Also, third parties can oppose an arbitral award if such award undermines their rights.
Can the parties waive any rights of appeal or challenge to an award by agreement before the dispute arises (such as in the arbitration clause)?
Parties cannot agree to waive any ground for challenge provided for by Article 827 CCP.
To what extent might a state or state entity successfully raise a defence of state or sovereign immunity at the enforcement stage?
A state or a state entity is allowed to raise a defense of state or sovereign immunity at the enforcement stage. Italian courts usually distinguish between sovereign and non-sovereign assets. An award is likely enforced only against non-sovereign assets, that is to say, assets that do not fulfill a sovereign function.
To what extent might a third party challenge the recognition of an award?
See question No. 30 above.
Have there been any significant developments with regard to third party funding recently?
The concept of third party funding has only recently attracted the attention of the Italian arbitration community. To date, there is no regulation of third-party funding in Italy. Also, it is our understanding that Italian courts have not been called to decide on funded matters yet.
Is emergency arbitrator relief available? Is this frequently used?
As seen in question No. 23 above, in Italy arbitrators are not allowed to issue interim relief.
Are there arbitral laws or arbitration institutional rules providing for simplified or expedited procedures for claims under a certain value? Are they often used?
There are no laws providing for simplified or expedited arbitration procedures. We are not aware of any Italian arbitration institutional offering such set of rules.
Have measures been taken by arbitral institutions to promote transparency in arbitration?
In line with other leading international arbitral institutions, the CAM periodically: (i) publishes a chart with the names of appointed arbitrators, (ii) releases its decisions on arbitrator challenges, which are made by the same council that makes appointments, and (iii) publishes final awards in a sanitized format, in accordance with the arbitration rules and the guidelines drawn up by the CAM itself in collaboration with LIUC — University of Castellanza, Italy.
Is diversity in the choice of arbitrators and counsel (e.g. gender, age, origin) actively promoted? If so, how?
The CAM is actively involved in promoting women’s participation in arbitration. According to the data released by the CAM, among the 193 women appointed between 2011 and 2016, 60% of them were appointed by the CAM, whereas only 28,5% by the parties.
Both CAM and AIA are among the signatories of the Equal Representation Arbitration Pledge.
Have there been any developments regarding mediation?
In Italy mediation has become a crucial step in certain judicial proceedings. In particular, mediation is a (compulsory) pre-condition to file a lawsuit with respect to some civil and commercial disputes, specifically listed by the law (i.e., joint ownership; rights in rem; division; inheritance; family agreements; renting; commodatum; rent of company; damages arising from medical and healthcare liability; defamation through the press or by other means of advertising; insurance, banking and financial contracts).
Furthermore, national courts—taking into consideration the nature of the proceedings, the phase of the process and the behavior of the parties—can order the recourse to mediation irrespective of the subject matter.
Have there been any recent court decisions considering the setting aside of an award that has been enforced in another jurisdiction or vice versa?
Italian courts tend to adopt a rather restrictive interpretation on the grounds for refusing enforcement. Enforcement is therefore generally granted without any particular problem.
Article 840 CCP does not allow the enforcement of a foreign award set aside by the courts at the place of arbitration. To date, we are not aware of any domestic case law discussing this matter. However, it could be argued that the enforcement of a foreign award could be granted if the foreign judgment setting such award aside was rendered on grounds that would make such judgment unenforceable in Italy.

> _RECORDED INFORMATION_
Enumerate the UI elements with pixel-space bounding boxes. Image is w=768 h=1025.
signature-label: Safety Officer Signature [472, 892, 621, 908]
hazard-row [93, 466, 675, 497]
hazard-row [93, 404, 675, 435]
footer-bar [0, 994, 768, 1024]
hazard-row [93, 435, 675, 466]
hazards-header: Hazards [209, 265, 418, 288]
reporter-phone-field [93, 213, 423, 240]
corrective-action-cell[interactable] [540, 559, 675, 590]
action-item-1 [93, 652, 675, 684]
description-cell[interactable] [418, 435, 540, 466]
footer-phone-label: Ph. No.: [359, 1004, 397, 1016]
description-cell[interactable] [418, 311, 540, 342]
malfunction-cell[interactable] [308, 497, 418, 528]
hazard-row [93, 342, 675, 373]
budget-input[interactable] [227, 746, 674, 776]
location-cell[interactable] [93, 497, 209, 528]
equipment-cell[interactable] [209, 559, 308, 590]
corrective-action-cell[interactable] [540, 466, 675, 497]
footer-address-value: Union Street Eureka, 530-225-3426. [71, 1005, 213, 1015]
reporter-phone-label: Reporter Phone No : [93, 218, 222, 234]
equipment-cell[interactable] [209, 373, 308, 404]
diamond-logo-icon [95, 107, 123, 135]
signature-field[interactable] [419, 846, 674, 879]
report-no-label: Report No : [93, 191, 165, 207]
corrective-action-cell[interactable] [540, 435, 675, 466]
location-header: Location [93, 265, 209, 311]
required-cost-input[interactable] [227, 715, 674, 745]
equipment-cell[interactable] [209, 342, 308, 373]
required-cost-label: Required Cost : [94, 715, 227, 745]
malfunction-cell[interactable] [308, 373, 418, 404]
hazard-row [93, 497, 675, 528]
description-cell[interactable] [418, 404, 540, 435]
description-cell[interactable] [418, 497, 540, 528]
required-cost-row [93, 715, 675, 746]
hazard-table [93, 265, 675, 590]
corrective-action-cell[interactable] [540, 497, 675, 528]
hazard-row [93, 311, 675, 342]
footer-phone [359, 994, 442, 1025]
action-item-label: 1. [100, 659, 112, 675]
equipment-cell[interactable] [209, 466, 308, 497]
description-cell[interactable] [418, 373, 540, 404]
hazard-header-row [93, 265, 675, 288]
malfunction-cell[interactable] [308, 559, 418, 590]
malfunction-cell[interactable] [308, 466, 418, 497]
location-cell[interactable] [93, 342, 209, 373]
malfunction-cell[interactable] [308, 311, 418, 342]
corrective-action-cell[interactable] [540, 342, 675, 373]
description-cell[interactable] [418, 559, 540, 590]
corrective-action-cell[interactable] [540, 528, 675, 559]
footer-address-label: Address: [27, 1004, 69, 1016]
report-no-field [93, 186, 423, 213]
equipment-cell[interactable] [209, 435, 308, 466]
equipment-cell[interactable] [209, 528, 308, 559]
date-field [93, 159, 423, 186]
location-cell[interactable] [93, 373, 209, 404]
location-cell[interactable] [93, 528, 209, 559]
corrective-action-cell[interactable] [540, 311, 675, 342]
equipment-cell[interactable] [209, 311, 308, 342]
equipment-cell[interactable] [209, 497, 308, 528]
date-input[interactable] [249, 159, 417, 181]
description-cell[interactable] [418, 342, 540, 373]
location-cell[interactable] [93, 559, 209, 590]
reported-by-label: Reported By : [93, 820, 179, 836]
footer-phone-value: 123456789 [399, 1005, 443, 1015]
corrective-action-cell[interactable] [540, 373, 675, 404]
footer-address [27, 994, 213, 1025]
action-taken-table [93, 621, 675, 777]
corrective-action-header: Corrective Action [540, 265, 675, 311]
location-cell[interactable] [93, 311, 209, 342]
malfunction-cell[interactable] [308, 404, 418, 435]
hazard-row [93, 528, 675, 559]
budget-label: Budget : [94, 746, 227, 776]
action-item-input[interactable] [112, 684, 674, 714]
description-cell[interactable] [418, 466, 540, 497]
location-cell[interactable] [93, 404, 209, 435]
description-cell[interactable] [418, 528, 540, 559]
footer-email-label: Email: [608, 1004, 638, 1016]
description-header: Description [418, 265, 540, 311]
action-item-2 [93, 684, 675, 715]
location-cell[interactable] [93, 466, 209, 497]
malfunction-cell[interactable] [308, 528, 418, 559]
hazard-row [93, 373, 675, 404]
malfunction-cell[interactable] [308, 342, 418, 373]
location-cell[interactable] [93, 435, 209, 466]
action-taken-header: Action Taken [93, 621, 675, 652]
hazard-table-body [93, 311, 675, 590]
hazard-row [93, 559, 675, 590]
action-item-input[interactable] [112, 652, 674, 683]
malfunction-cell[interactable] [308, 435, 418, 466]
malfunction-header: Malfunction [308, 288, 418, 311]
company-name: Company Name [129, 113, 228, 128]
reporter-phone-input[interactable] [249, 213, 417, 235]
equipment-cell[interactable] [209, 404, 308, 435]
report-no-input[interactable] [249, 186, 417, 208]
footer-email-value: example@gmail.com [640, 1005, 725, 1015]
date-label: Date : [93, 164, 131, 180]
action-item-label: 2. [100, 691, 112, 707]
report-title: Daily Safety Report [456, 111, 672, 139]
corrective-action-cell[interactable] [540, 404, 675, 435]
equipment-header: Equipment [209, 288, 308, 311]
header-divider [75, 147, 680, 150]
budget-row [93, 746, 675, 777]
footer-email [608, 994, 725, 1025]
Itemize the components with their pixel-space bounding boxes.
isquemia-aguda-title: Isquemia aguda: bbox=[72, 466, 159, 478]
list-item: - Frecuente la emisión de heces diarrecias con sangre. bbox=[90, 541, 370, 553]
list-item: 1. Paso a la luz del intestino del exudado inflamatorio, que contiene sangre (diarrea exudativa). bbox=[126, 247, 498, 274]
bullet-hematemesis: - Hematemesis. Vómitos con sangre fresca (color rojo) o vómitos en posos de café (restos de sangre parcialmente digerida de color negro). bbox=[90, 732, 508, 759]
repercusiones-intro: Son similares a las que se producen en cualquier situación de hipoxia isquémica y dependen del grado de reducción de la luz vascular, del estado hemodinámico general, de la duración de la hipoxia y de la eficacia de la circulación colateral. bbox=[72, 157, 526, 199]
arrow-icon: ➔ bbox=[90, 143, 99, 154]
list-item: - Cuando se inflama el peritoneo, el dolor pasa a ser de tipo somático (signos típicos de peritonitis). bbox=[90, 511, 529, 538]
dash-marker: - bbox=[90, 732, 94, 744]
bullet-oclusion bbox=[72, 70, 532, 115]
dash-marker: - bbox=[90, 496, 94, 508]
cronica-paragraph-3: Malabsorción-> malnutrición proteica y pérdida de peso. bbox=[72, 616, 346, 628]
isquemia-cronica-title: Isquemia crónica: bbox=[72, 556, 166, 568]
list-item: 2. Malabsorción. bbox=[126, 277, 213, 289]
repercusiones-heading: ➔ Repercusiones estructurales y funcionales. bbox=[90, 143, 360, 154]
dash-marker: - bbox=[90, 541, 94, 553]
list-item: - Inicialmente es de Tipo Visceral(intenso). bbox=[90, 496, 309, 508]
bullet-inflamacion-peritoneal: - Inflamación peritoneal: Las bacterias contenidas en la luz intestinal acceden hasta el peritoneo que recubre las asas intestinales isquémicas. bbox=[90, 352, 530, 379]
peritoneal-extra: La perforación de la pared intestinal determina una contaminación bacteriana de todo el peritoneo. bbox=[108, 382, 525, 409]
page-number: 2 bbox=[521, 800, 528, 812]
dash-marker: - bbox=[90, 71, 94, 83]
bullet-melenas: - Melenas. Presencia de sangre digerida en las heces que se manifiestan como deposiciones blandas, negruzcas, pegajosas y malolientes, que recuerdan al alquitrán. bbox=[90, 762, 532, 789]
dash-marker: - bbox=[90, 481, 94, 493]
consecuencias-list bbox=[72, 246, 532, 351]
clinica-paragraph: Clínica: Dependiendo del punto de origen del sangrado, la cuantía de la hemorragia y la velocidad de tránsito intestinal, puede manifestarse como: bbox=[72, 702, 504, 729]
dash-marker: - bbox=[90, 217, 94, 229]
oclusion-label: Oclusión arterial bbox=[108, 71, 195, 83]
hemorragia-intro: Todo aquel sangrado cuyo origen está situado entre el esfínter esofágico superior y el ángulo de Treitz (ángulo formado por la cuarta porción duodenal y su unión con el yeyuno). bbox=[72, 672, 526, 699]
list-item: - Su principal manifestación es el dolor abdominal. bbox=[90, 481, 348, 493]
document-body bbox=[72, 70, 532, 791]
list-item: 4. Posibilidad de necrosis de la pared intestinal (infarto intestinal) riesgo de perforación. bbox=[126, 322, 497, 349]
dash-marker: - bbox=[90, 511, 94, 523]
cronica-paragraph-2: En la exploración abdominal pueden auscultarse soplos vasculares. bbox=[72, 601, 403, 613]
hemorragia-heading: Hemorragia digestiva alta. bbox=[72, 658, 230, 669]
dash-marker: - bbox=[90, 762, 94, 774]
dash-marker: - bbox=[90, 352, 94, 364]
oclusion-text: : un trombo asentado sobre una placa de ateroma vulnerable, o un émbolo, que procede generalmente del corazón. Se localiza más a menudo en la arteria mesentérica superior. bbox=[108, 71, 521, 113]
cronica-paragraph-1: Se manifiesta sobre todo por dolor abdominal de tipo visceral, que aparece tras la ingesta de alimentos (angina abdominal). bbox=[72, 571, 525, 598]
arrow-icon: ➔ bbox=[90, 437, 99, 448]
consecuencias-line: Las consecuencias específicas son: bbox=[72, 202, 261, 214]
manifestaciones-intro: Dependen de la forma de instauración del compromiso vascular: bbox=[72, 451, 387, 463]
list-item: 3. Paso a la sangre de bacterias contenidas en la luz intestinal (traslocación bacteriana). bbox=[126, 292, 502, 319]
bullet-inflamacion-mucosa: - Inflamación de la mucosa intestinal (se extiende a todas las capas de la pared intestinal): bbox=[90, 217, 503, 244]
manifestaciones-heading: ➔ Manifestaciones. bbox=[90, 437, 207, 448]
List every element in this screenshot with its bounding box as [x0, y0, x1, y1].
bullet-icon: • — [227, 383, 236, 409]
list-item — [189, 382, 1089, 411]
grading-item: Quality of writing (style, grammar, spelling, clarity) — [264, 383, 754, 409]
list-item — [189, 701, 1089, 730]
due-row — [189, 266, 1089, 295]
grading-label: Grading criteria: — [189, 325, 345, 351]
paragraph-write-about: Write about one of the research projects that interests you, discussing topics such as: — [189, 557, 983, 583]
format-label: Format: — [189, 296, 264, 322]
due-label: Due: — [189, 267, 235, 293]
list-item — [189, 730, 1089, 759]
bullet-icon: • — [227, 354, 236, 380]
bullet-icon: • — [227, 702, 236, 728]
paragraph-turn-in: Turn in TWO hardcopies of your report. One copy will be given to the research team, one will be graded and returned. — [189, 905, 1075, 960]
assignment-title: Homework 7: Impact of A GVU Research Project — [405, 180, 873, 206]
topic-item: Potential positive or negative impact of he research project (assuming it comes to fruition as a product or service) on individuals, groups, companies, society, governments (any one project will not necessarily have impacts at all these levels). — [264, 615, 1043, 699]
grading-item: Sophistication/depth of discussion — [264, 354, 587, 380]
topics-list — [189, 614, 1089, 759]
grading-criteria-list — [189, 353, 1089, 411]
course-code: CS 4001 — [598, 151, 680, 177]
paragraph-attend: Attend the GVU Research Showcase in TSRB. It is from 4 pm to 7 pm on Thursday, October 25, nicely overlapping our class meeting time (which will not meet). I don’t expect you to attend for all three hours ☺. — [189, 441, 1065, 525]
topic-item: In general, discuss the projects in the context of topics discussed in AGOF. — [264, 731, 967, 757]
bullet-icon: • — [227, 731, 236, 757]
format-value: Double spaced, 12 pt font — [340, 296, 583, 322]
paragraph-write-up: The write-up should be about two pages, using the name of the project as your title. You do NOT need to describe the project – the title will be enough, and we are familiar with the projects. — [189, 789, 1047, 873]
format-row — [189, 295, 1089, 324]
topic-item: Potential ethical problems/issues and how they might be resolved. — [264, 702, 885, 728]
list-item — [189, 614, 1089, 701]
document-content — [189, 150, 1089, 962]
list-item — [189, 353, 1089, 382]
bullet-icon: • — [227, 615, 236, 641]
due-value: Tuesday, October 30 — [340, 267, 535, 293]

> _TO DO_
In the stretch of the Italian arbitration text from "Can the parties" through "No. 30 above.", substitute "execution stage" for "enforcement stage" and give that stretch.

> _RESPONSE TO THIS TASK_
Can the parties waive any rights of appeal or challenge to an award by agreement before the dispute arises (such as in the arbitration clause)?
Parties cannot agree to waive any ground for challenge provided for by Article 827 CCP.
To what extent might a state or state entity successfully raise a defence of state or sovereign immunity at the execution stage?
A state or a state entity is allowed to raise a defense of state or sovereign immunity at the execution stage. Italian courts usually distinguish between sovereign and non-sovereign assets. An award is likely enforced only against non-sovereign assets, that is to say, assets that do not fulfill a sovereign function.
To what extent might a third party challenge the recognition of an award?
See question No. 30 above.